**EXERCISE DIRECTIONS:** Look through the lines below and extract each one that contains "this".

Dataset listings of figures:
++++++++++
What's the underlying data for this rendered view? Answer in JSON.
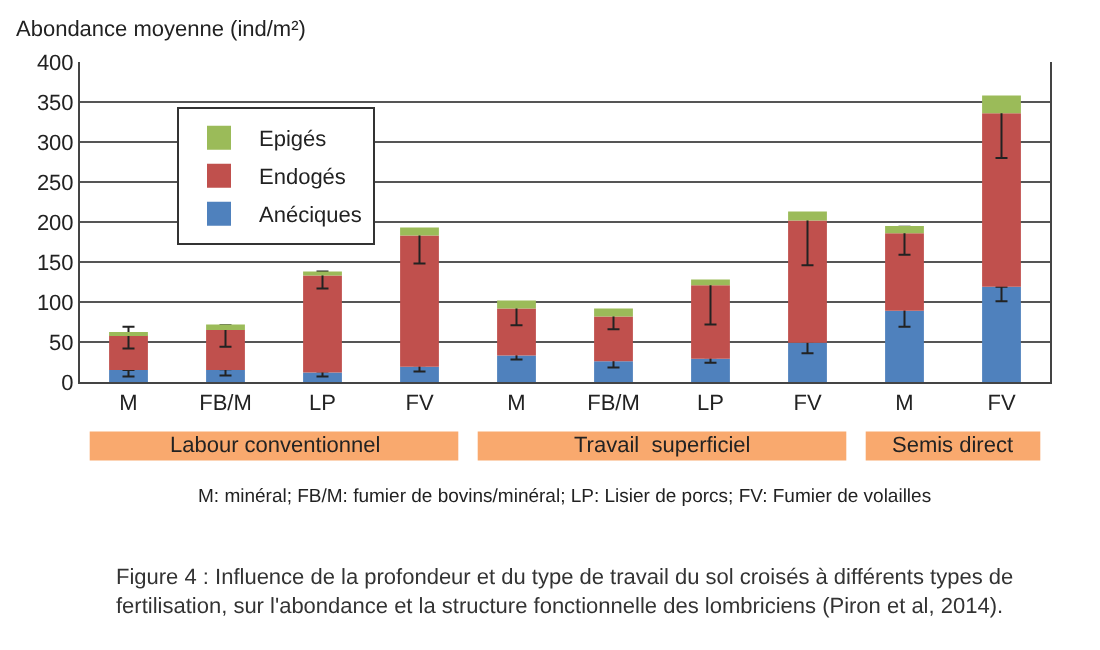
{
  "chart_data": {
    "type": "bar",
    "stacked": true,
    "ylabel": "Abondance moyenne (ind/m²)",
    "categories": [
      "M",
      "FB/M",
      "LP",
      "FV",
      "M",
      "FB/M",
      "LP",
      "FV",
      "M",
      "FV"
    ],
    "series": [
      {
        "name": "Anéciques",
        "color": "#4f81bd",
        "values": [
          15,
          15,
          12,
          19,
          33,
          26,
          29,
          49,
          89,
          119
        ],
        "errors": [
          [
            7,
            15
          ],
          [
            8,
            16
          ],
          [
            7,
            13
          ],
          [
            13,
            21
          ],
          [
            28,
            38
          ],
          [
            18,
            30
          ],
          [
            24,
            31
          ],
          [
            36,
            51
          ],
          [
            69,
            92
          ],
          [
            101,
            119
          ]
        ]
      },
      {
        "name": "Endogés",
        "color": "#c0504d",
        "values": [
          43,
          50,
          121,
          164,
          59,
          56,
          92,
          153,
          97,
          217
        ],
        "errors": [
          [
            42,
            69
          ],
          [
            44,
            71
          ],
          [
            117,
            138
          ],
          [
            148,
            189
          ],
          [
            71,
            98
          ],
          [
            66,
            90
          ],
          [
            72,
            125
          ],
          [
            146,
            209
          ],
          [
            159,
            194
          ],
          [
            280,
            342
          ]
        ]
      },
      {
        "name": "Epigés",
        "color": "#9bbb59",
        "values": [
          4,
          7,
          5,
          10,
          10,
          10,
          7,
          11,
          9,
          22
        ]
      }
    ],
    "ylim": [
      0,
      400
    ],
    "yticks": [
      0,
      50,
      100,
      150,
      200,
      250,
      300,
      350,
      400
    ],
    "grid": "y",
    "legend": "top left",
    "annotations": [
      "Labour conventionnel",
      "Travail  superficiel",
      "Semis direct",
      "M: minéral; FB/M: fumier de bovins/minéral; LP: Lisier de porcs; FV: Fumier de volailles",
      "Figure 4 : Influence de la profondeur et du type de travail du sol croisés à différents types de\nfertilisation, sur l'abondance et la structure fonctionnelle des lombriciens (Piron et al, 2014)."
    ]
  }
}
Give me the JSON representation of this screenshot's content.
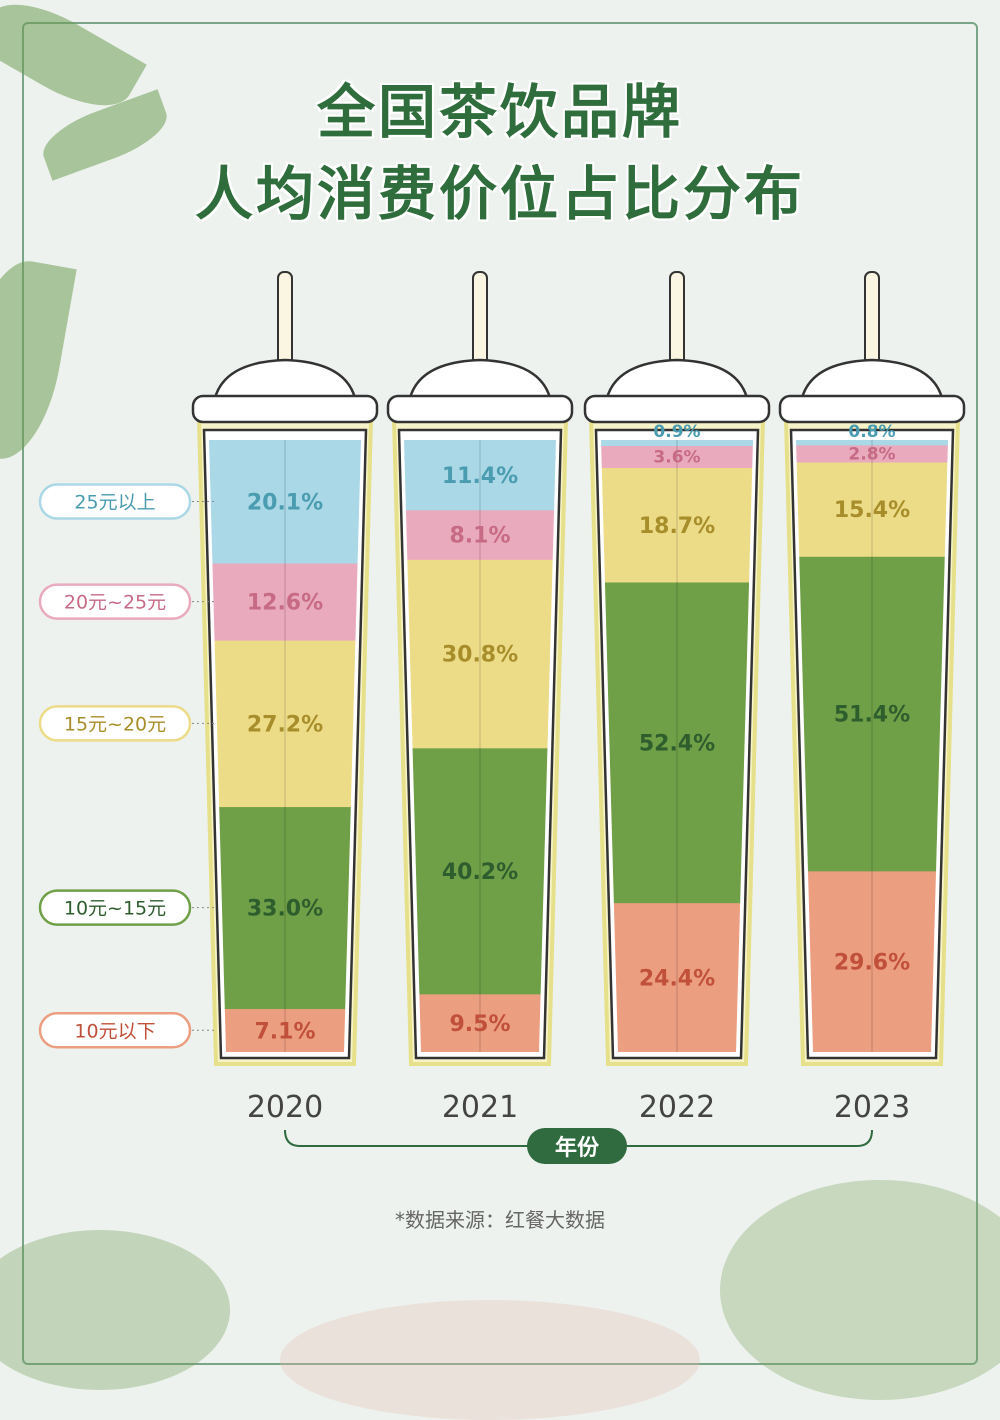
{
  "title_line1": "全国茶饮品牌",
  "title_line2": "人均消费价位占比分布",
  "source": "*数据来源：红餐大数据",
  "chart_data": {
    "type": "bar",
    "stacked": true,
    "normalized": true,
    "xlabel": "年份",
    "categories": [
      "2020",
      "2021",
      "2022",
      "2023"
    ],
    "series": [
      {
        "name": "10元以下",
        "values": [
          7.1,
          9.5,
          24.4,
          29.6
        ],
        "color": "#ec9e80",
        "text_color": "#c0503a"
      },
      {
        "name": "10元~15元",
        "values": [
          33.0,
          40.2,
          52.4,
          51.4
        ],
        "color": "#6f9f46",
        "text_color": "#2e5d2e"
      },
      {
        "name": "15元~20元",
        "values": [
          27.2,
          30.8,
          18.7,
          15.4
        ],
        "color": "#ecdc88",
        "text_color": "#a88e2a"
      },
      {
        "name": "20元~25元",
        "values": [
          12.6,
          8.1,
          3.6,
          2.8
        ],
        "color": "#e9aabd",
        "text_color": "#c76a86"
      },
      {
        "name": "25元以上",
        "values": [
          20.1,
          11.4,
          0.9,
          0.8
        ],
        "color": "#aad8e6",
        "text_color": "#4a9cb0"
      }
    ],
    "value_labels": [
      [
        "7.1%",
        "9.5%",
        "24.4%",
        "29.6%"
      ],
      [
        "33.0%",
        "40.2%",
        "52.4%",
        "51.4%"
      ],
      [
        "27.2%",
        "30.8%",
        "18.7%",
        "15.4%"
      ],
      [
        "12.6%",
        "8.1%",
        "3.6%",
        "2.8%"
      ],
      [
        "20.1%",
        "11.4%",
        "0.9%",
        "0.8%"
      ]
    ],
    "legend": "left",
    "ylim": [
      0,
      100
    ]
  }
}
++++++++++
**ANSWER IN FULL:**
What's the underlying data for this rendered view? Answer in JSON.
Give me the JSON representation of this screenshot's content.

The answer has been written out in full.